▶ [Goal]: Please render the records as a Markdown table with the columns Row and Line, starting at the line that contains "text-line: 代中国，爱国与爱社会主义本质上是一致的。发展中国特色 —" and ending at the line that contains "document-body — [190, 407, 1060, 1567]". Leave out any blank lines.

──────── Extracted entries

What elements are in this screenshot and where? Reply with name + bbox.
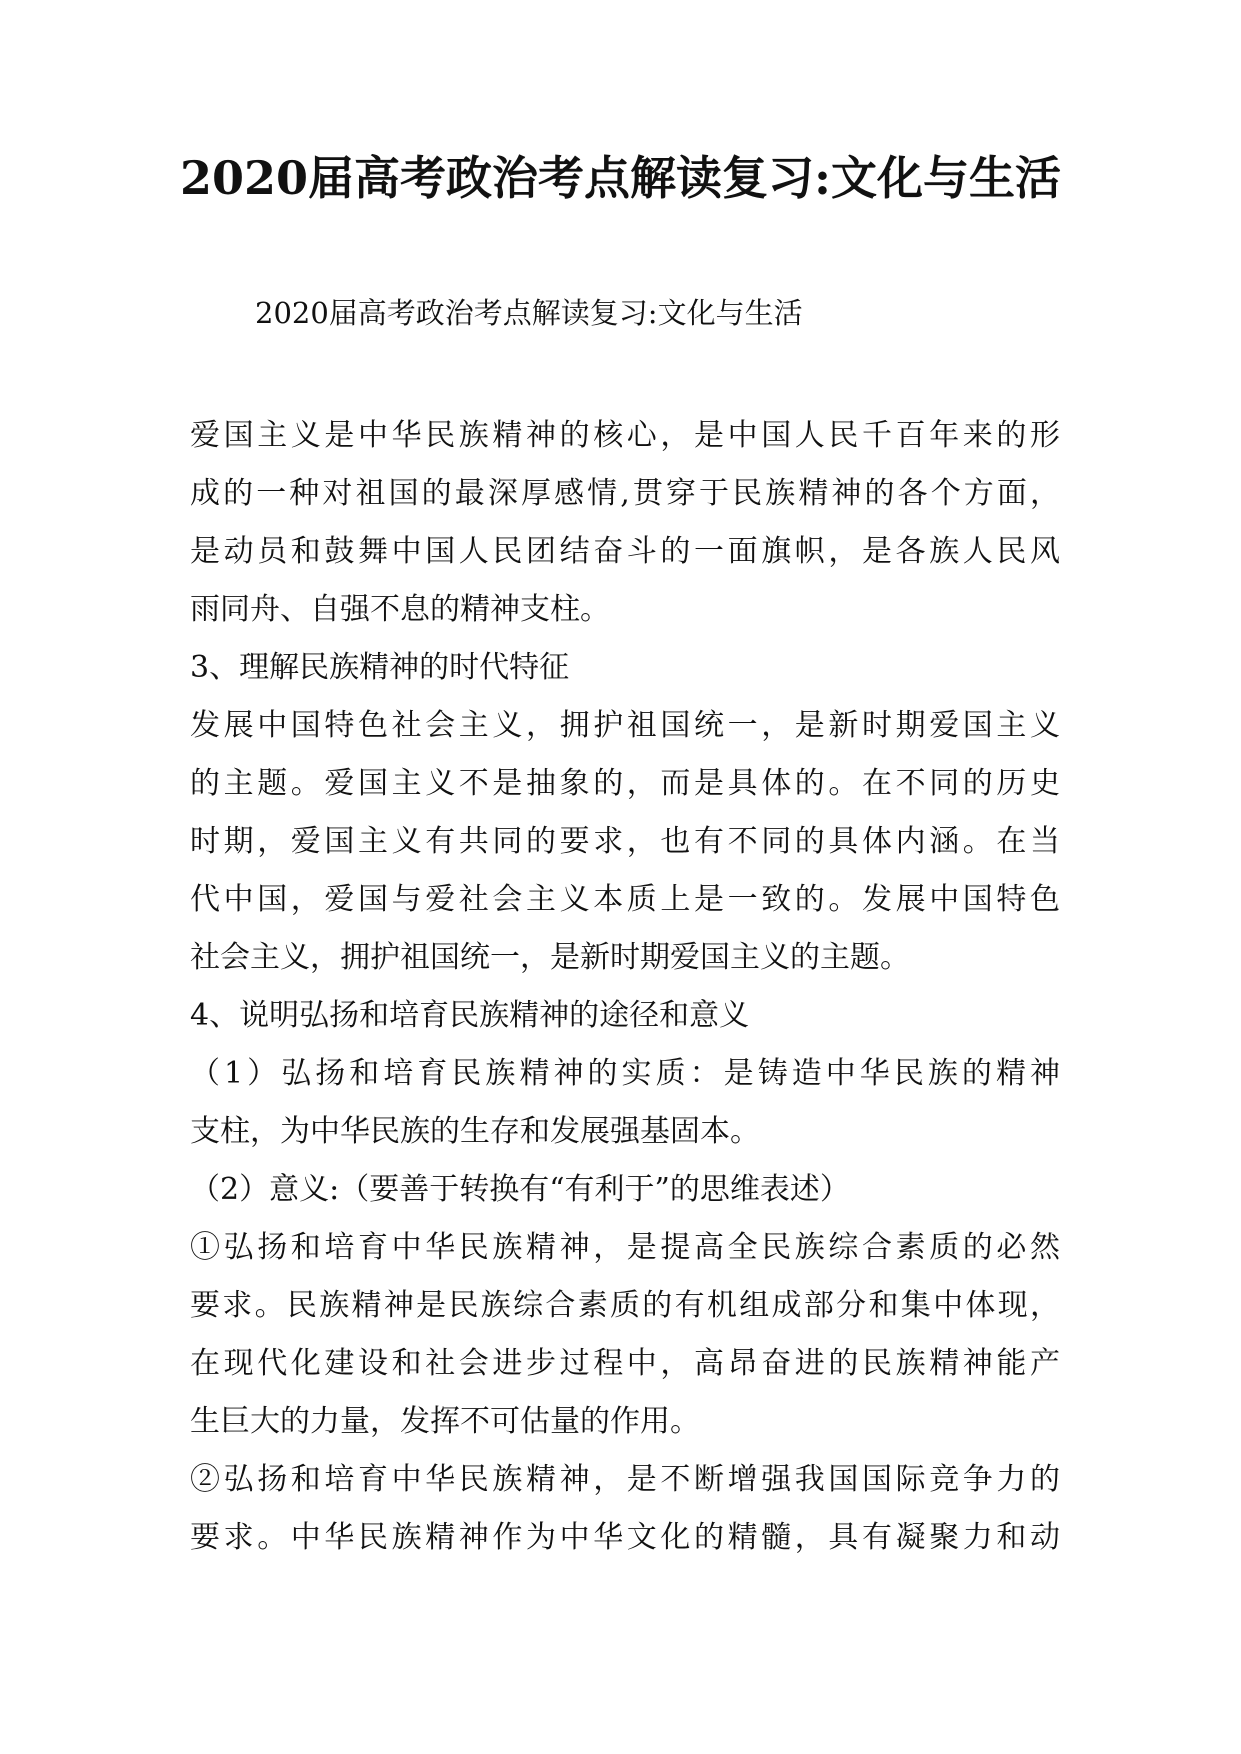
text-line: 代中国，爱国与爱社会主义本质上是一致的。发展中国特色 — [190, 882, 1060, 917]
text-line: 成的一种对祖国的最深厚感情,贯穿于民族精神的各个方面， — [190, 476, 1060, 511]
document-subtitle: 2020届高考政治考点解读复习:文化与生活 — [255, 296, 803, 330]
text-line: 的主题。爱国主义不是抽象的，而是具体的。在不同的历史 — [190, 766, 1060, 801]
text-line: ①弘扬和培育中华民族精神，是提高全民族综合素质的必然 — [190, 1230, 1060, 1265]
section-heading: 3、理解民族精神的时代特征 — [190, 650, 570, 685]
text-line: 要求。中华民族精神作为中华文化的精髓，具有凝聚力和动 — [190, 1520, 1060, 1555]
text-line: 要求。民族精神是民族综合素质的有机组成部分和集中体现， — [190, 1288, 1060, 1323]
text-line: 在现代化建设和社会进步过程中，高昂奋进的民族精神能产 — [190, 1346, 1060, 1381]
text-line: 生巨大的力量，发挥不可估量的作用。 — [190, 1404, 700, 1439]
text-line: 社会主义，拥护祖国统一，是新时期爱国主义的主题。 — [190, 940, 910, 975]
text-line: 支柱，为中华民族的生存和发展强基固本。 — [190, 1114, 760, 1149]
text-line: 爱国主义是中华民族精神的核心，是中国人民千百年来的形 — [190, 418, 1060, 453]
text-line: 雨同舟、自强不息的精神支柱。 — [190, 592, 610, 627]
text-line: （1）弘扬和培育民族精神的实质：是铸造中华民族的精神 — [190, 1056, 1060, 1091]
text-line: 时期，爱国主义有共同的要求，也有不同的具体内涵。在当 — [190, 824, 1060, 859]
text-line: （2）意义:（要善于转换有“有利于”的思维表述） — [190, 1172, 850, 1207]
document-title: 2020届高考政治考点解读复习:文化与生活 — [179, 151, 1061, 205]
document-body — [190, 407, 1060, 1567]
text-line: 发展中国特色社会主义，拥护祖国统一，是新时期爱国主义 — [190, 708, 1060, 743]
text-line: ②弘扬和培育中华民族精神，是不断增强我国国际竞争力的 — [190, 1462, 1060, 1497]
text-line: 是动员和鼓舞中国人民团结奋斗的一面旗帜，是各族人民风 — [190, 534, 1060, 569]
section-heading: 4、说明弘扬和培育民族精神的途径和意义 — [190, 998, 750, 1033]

────────────────
──────── Extracted entries

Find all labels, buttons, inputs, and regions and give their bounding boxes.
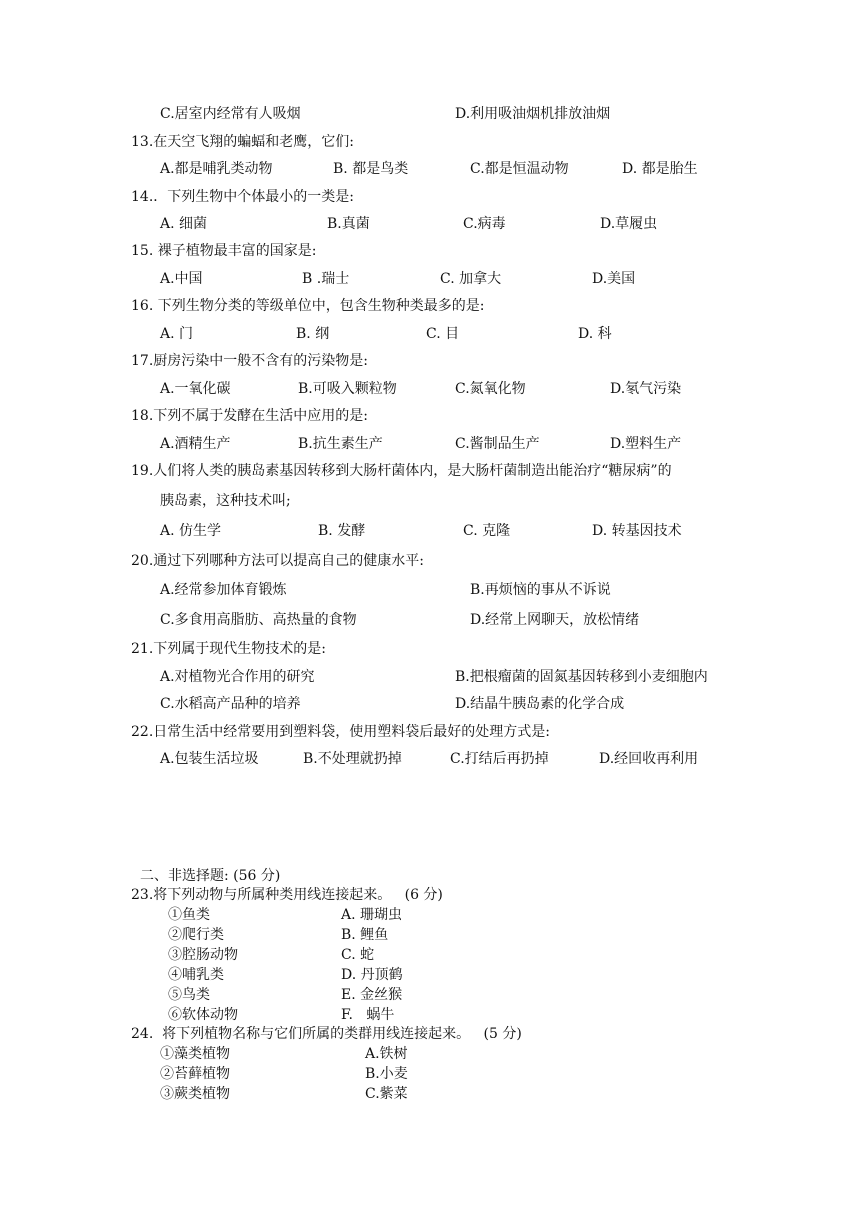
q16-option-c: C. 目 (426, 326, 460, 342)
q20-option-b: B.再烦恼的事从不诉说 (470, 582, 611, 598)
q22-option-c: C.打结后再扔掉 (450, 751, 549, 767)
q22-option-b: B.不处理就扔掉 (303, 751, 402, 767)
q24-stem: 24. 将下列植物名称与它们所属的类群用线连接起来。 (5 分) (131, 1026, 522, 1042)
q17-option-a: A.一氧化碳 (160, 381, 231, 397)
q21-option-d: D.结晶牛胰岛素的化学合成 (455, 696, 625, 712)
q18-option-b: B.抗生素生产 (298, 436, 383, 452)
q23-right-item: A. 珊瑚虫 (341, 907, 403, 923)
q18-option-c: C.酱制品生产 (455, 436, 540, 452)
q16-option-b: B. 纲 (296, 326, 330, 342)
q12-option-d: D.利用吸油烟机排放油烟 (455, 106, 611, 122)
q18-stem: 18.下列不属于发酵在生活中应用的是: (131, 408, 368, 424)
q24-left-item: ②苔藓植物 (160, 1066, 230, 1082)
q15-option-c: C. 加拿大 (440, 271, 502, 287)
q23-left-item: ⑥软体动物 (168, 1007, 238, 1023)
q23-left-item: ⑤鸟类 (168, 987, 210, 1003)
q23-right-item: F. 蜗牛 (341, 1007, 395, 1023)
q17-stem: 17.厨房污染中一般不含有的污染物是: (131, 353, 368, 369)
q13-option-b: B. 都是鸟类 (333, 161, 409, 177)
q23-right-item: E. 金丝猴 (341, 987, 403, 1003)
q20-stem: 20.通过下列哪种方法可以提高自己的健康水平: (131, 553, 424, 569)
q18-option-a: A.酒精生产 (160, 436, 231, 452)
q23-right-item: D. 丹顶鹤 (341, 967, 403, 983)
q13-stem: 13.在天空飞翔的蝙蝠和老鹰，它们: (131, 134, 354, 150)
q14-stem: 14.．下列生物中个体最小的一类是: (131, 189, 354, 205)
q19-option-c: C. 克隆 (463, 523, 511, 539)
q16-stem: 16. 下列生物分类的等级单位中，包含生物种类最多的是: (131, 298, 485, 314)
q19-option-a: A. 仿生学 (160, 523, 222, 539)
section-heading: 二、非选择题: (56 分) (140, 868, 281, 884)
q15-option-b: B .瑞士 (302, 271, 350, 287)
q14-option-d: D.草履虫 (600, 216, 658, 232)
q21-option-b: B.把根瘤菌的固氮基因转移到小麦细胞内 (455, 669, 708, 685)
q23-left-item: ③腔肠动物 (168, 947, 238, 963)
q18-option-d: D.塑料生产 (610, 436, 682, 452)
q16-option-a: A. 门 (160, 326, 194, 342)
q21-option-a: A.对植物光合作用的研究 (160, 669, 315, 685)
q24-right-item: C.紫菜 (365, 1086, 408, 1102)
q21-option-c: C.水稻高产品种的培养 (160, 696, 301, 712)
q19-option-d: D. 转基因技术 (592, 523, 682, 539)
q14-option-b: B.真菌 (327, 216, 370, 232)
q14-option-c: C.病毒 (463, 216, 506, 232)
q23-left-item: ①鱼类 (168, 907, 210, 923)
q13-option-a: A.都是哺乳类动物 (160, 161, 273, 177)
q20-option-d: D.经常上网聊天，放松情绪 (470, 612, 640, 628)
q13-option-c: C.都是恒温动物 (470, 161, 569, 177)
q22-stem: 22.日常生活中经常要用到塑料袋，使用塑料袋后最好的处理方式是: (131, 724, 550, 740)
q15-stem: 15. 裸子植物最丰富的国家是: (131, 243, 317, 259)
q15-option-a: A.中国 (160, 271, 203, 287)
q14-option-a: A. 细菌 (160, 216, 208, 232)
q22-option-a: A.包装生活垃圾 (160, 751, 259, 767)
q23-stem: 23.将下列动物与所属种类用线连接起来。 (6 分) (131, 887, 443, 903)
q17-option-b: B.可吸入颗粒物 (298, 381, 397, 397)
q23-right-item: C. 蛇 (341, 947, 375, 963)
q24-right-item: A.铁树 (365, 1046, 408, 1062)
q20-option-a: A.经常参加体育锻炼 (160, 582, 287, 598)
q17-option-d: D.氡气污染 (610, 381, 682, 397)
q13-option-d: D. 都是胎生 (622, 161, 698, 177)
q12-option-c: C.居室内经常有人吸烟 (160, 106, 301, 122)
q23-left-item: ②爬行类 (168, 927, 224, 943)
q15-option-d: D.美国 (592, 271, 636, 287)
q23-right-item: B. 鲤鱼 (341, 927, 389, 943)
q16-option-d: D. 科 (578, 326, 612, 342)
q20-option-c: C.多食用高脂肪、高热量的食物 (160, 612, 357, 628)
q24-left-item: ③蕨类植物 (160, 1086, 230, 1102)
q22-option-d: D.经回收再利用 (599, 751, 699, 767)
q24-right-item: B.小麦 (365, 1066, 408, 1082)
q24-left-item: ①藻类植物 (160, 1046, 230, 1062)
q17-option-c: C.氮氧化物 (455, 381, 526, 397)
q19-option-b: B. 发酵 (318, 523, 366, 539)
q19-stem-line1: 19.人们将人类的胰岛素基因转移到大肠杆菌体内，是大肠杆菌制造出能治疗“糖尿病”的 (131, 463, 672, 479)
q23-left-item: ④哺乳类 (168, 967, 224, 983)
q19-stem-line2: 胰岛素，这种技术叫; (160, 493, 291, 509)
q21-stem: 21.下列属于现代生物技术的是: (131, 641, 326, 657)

────────────────

▶ [Result of this exercise]:
| Row | Line |
|---|---|
| 1 | text-line: 代中国，爱国与爱社会主义本质上是一致的。发展中国特色 — [190, 882, 1060, 917] |
| 2 | text-line: 成的一种对祖国的最深厚感情,贯穿于民族精神的各个方面， — [190, 476, 1060, 511] |
| 3 | document-subtitle: 2020届高考政治考点解读复习:文化与生活 — [255, 296, 803, 330] |
| 4 | text-line: 的主题。爱国主义不是抽象的，而是具体的。在不同的历史 — [190, 766, 1060, 801] |
| 5 | text-line: ①弘扬和培育中华民族精神，是提高全民族综合素质的必然 — [190, 1230, 1060, 1265] |
| 6 | section-heading: 3、理解民族精神的时代特征 — [190, 650, 570, 685] |
| 7 | text-line: 要求。中华民族精神作为中华文化的精髓，具有凝聚力和动 — [190, 1520, 1060, 1555] |
| 8 | text-line: 要求。民族精神是民族综合素质的有机组成部分和集中体现， — [190, 1288, 1060, 1323] |
| 9 | text-line: 在现代化建设和社会进步过程中，高昂奋进的民族精神能产 — [190, 1346, 1060, 1381] |
| 10 | text-line: 生巨大的力量，发挥不可估量的作用。 — [190, 1404, 700, 1439] |
| 11 | text-line: 社会主义，拥护祖国统一，是新时期爱国主义的主题。 — [190, 940, 910, 975] |
| 12 | text-line: 支柱，为中华民族的生存和发展强基固本。 — [190, 1114, 760, 1149] |
| 13 | text-line: 爱国主义是中华民族精神的核心，是中国人民千百年来的形 — [190, 418, 1060, 453] |
| 14 | text-line: 雨同舟、自强不息的精神支柱。 — [190, 592, 610, 627] |
| 15 | text-line: （1）弘扬和培育民族精神的实质：是铸造中华民族的精神 — [190, 1056, 1060, 1091] |
| 16 | text-line: 时期，爱国主义有共同的要求，也有不同的具体内涵。在当 — [190, 824, 1060, 859] |
| 17 | text-line: （2）意义:（要善于转换有“有利于”的思维表述） — [190, 1172, 850, 1207] |
| 18 | document-title: 2020届高考政治考点解读复习:文化与生活 — [179, 151, 1061, 205] |
| 19 | document-body — [190, 407, 1060, 1567] |